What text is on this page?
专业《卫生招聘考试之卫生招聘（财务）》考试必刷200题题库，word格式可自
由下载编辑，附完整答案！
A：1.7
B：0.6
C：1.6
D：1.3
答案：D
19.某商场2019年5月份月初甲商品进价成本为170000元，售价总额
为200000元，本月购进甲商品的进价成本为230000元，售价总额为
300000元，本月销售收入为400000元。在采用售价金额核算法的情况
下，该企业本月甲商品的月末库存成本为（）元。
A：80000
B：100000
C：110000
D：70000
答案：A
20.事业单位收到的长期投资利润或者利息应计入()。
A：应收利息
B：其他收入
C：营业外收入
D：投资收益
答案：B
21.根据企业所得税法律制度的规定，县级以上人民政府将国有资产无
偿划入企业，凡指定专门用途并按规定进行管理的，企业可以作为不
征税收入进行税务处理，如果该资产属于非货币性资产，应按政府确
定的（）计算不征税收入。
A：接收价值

──────────────────────────────

:: INSTRUCTIONS FOR THE TASK ::
Using the data above, output each line exactly.

:: EXPECTED ANSWER ::
What text is on this page?
专业《卫生招聘考试之卫生招聘（财务）》考试必刷200题题库，word格式可自
由下载编辑，附完整答案！
A：1.7
B：0.6
C：1.6
D：1.3
答案：D
19.某商场2019年5月份月初甲商品进价成本为170000元，售价总额
为200000元，本月购进甲商品的进价成本为230000元，售价总额为
300000元，本月销售收入为400000元。在采用售价金额核算法的情况
下，该企业本月甲商品的月末库存成本为（）元。
A：80000
B：100000
C：110000
D：70000
答案：A
20.事业单位收到的长期投资利润或者利息应计入()。
A：应收利息
B：其他收入
C：营业外收入
D：投资收益
答案：B
21.根据企业所得税法律制度的规定，县级以上人民政府将国有资产无
偿划入企业，凡指定专门用途并按规定进行管理的，企业可以作为不
征税收入进行税务处理，如果该资产属于非货币性资产，应按政府确
定的（）计算不征税收入。
A：接收价值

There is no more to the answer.